# Written instruction
Report how many lines of these entries hold the string "passage"; reply with the number alone.
--- start Dataset rows ---
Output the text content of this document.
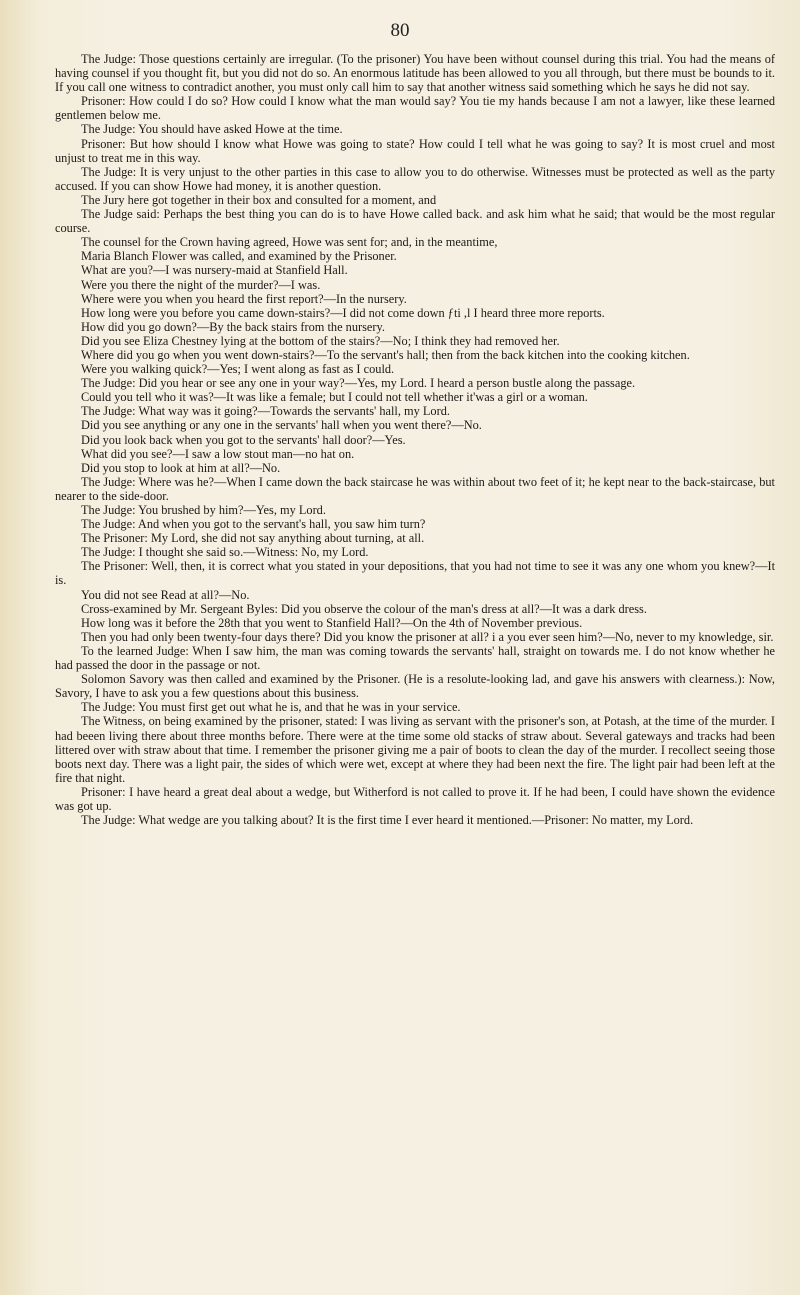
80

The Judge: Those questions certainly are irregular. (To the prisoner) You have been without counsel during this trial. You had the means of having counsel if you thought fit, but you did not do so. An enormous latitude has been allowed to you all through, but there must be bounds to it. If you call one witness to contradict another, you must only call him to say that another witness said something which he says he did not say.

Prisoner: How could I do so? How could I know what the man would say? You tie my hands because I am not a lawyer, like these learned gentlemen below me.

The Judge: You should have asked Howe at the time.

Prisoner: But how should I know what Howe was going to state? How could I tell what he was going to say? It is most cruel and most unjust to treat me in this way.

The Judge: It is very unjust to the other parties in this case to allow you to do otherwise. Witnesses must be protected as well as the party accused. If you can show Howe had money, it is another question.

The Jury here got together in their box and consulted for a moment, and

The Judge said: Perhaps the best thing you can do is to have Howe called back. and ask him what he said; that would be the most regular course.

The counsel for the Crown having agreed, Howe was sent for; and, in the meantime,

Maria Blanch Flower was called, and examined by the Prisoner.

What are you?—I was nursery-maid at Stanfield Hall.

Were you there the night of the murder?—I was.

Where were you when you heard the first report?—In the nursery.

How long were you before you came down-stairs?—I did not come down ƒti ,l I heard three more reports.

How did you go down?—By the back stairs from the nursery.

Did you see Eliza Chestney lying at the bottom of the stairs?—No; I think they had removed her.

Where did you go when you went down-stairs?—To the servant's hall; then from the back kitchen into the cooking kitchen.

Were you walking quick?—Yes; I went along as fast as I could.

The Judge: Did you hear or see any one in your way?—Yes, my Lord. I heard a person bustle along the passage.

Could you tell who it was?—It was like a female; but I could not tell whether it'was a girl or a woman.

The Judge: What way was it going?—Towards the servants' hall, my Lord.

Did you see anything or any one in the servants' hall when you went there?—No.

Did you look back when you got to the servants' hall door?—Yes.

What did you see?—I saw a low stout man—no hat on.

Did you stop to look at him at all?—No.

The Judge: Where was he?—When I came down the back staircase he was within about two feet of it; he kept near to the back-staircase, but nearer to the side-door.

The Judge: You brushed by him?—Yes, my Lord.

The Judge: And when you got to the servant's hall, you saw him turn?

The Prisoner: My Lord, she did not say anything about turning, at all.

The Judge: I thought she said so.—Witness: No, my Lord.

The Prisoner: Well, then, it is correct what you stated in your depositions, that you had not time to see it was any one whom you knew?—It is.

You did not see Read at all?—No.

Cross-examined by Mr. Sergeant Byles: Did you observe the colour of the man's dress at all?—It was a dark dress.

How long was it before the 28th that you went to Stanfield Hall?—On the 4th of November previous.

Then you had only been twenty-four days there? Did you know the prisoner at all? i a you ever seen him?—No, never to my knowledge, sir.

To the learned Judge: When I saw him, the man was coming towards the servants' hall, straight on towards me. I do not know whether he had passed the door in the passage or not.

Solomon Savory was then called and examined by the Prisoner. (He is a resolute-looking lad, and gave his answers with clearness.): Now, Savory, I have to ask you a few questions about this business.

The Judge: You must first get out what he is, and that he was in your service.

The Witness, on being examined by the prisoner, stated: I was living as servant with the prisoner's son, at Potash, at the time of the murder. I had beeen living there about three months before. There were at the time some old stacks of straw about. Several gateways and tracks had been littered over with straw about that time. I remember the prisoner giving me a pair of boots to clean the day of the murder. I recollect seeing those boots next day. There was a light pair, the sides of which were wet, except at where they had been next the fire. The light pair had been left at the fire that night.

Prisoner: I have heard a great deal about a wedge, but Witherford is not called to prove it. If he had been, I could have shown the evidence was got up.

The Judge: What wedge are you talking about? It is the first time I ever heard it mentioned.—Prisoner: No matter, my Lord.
--- end Dataset rows ---
# Task response
2